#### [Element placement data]
★ ★ ★ ★ ★
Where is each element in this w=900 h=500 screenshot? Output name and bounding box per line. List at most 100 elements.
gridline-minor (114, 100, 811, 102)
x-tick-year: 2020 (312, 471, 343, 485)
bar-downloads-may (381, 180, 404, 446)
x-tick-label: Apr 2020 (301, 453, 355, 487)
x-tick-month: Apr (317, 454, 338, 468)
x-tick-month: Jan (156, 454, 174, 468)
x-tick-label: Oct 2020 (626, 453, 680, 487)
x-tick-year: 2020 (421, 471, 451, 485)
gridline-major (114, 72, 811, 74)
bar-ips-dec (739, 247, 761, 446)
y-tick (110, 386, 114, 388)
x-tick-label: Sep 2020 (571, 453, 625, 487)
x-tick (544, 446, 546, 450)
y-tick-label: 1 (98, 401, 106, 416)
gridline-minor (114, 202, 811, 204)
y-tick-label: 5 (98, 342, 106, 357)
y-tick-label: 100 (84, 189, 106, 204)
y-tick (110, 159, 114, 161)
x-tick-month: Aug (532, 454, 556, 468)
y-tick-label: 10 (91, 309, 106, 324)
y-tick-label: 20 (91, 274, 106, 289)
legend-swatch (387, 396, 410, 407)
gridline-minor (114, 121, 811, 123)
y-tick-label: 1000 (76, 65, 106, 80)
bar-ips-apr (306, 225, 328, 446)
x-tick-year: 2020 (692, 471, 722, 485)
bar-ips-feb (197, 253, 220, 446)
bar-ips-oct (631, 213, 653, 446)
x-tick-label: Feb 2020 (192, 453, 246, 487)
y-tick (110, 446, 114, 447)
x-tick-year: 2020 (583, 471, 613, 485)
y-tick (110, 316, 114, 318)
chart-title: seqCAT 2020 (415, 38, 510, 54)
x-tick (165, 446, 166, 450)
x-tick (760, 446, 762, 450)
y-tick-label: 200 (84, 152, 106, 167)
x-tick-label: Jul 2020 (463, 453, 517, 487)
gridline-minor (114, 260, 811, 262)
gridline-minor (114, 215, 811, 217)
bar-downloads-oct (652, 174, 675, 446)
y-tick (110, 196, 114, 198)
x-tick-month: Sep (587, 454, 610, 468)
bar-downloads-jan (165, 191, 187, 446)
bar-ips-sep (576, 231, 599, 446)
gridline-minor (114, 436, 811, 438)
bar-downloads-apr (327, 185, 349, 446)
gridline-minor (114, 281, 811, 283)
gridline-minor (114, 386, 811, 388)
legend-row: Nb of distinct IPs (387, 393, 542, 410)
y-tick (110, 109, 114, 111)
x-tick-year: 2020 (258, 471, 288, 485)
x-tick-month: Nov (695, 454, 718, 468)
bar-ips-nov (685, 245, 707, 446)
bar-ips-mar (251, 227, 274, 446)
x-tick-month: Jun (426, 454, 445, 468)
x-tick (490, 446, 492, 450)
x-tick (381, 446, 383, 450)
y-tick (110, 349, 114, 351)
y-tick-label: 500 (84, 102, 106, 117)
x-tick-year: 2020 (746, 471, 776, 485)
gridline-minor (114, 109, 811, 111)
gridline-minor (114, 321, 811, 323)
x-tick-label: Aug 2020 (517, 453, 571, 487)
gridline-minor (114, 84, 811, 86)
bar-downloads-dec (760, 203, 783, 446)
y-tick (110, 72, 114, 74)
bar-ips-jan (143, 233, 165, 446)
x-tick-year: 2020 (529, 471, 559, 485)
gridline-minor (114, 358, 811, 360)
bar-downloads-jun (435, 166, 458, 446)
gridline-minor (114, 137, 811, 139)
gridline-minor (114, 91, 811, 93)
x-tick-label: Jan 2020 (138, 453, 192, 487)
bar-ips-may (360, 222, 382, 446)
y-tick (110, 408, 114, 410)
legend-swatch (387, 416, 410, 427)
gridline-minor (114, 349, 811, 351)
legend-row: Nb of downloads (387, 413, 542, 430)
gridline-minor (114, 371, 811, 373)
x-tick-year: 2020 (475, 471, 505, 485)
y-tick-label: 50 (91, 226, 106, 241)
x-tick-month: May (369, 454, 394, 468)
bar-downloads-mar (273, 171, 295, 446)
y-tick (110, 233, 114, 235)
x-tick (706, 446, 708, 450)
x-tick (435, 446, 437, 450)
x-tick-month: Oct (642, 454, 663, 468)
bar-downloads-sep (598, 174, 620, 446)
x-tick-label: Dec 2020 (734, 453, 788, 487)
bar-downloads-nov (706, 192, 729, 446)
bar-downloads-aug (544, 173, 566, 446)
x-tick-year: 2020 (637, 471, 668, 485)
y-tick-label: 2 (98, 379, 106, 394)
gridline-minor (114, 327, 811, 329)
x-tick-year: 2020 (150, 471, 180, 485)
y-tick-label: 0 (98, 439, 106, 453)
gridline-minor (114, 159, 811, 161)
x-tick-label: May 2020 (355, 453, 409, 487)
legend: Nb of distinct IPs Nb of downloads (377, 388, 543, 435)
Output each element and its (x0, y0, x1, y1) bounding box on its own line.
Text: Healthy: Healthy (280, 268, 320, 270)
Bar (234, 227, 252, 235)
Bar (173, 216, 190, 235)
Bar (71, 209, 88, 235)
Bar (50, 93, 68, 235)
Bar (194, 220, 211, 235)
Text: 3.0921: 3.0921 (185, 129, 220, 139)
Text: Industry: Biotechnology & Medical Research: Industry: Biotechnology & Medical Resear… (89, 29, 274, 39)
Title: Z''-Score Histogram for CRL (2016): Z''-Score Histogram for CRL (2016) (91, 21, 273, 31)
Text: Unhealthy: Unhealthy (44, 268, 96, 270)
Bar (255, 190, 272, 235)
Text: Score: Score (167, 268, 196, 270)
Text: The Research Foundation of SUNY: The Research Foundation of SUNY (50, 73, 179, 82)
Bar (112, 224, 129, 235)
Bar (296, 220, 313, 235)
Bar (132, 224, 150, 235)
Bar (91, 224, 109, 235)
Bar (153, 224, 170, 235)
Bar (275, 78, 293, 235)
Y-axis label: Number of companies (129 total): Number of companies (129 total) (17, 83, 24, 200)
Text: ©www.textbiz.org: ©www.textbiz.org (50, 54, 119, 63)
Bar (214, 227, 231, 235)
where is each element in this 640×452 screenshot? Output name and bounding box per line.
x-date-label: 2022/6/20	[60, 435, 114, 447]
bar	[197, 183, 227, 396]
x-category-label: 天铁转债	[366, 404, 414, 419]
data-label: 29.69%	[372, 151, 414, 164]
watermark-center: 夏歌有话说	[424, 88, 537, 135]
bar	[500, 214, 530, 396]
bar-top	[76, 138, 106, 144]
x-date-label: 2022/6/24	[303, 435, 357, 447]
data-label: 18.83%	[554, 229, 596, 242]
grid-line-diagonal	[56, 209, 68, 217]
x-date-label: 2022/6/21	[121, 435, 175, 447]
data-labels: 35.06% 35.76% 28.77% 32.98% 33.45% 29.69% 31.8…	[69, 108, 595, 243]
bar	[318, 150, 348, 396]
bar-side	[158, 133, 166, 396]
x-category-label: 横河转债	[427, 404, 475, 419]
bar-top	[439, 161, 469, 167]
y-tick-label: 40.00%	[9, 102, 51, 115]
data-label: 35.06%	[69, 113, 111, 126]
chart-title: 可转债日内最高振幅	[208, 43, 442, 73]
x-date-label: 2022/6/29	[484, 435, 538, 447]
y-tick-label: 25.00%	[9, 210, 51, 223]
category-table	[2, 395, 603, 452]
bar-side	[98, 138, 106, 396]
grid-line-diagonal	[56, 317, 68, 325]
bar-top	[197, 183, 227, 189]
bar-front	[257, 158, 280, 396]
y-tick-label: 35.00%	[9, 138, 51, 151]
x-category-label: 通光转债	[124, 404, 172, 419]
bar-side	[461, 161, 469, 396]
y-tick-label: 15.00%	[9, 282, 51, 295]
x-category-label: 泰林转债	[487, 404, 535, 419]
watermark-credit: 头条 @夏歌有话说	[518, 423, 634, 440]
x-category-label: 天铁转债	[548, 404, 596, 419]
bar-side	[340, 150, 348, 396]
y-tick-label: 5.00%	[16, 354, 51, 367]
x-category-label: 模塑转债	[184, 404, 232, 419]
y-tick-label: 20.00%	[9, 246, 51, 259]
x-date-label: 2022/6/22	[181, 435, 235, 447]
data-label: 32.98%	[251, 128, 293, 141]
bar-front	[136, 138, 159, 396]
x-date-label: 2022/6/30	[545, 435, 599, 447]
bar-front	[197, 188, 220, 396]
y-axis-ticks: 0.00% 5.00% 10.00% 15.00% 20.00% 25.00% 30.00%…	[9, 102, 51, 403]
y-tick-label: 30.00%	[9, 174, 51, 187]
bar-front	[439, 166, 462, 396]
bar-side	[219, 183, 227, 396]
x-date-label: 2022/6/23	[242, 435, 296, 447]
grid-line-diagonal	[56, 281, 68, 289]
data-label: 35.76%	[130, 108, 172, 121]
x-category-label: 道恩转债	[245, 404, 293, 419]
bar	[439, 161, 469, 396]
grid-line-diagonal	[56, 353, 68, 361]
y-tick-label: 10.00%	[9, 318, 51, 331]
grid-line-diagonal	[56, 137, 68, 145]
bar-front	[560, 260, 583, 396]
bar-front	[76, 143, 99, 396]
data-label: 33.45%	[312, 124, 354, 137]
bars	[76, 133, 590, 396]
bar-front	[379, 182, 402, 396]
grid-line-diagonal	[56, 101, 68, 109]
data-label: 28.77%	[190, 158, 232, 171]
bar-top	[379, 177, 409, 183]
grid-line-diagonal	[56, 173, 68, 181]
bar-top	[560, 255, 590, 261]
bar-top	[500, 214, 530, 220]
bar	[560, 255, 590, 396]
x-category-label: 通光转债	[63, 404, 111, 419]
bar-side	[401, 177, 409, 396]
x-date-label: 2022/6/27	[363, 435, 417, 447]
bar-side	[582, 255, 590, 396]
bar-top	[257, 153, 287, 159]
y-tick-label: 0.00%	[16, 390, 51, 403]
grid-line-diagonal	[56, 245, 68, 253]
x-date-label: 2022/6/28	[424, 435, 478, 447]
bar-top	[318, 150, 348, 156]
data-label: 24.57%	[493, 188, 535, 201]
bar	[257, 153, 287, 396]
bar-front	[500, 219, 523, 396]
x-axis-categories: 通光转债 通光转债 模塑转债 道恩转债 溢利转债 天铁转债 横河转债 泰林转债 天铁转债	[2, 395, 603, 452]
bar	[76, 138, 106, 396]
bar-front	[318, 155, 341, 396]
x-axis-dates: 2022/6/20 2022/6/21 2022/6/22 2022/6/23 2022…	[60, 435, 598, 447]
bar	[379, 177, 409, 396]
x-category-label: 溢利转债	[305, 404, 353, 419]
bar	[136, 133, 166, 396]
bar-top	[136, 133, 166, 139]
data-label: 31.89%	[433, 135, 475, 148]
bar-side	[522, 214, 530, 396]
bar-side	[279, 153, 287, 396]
★ ★ ★ ★ ★
#### [STATED PROBLEM]
Rename "gridline-minor" to "minor-gridline" in the lines from the start of the records up to and including the line with "y-tick (110, 316, 114, 318)", and give those lines again with nothing else changed.

#### [FULL OUTPUT]
Where is each element in this w=900 h=500 screenshot? Output name and bounding box per line. List at most 100 elements.
minor-gridline (114, 100, 811, 102)
x-tick-year: 2020 (312, 471, 343, 485)
bar-downloads-may (381, 180, 404, 446)
x-tick-label: Apr 2020 (301, 453, 355, 487)
x-tick-month: Apr (317, 454, 338, 468)
x-tick-month: Jan (156, 454, 174, 468)
x-tick-label: Oct 2020 (626, 453, 680, 487)
x-tick-year: 2020 (421, 471, 451, 485)
gridline-major (114, 72, 811, 74)
bar-ips-dec (739, 247, 761, 446)
y-tick (110, 386, 114, 388)
x-tick-label: Sep 2020 (571, 453, 625, 487)
x-tick (544, 446, 546, 450)
y-tick-label: 1 (98, 401, 106, 416)
minor-gridline (114, 202, 811, 204)
y-tick-label: 5 (98, 342, 106, 357)
y-tick-label: 100 (84, 189, 106, 204)
y-tick (110, 159, 114, 161)
x-tick-month: Aug (532, 454, 556, 468)
y-tick-label: 10 (91, 309, 106, 324)
y-tick-label: 20 (91, 274, 106, 289)
legend-swatch (387, 396, 410, 407)
minor-gridline (114, 121, 811, 123)
y-tick-label: 1000 (76, 65, 106, 80)
bar-ips-apr (306, 225, 328, 446)
x-tick-year: 2020 (692, 471, 722, 485)
bar-ips-feb (197, 253, 220, 446)
bar-ips-oct (631, 213, 653, 446)
x-tick-label: Feb 2020 (192, 453, 246, 487)
y-tick (110, 446, 114, 447)
x-tick-year: 2020 (583, 471, 613, 485)
y-tick (110, 316, 114, 318)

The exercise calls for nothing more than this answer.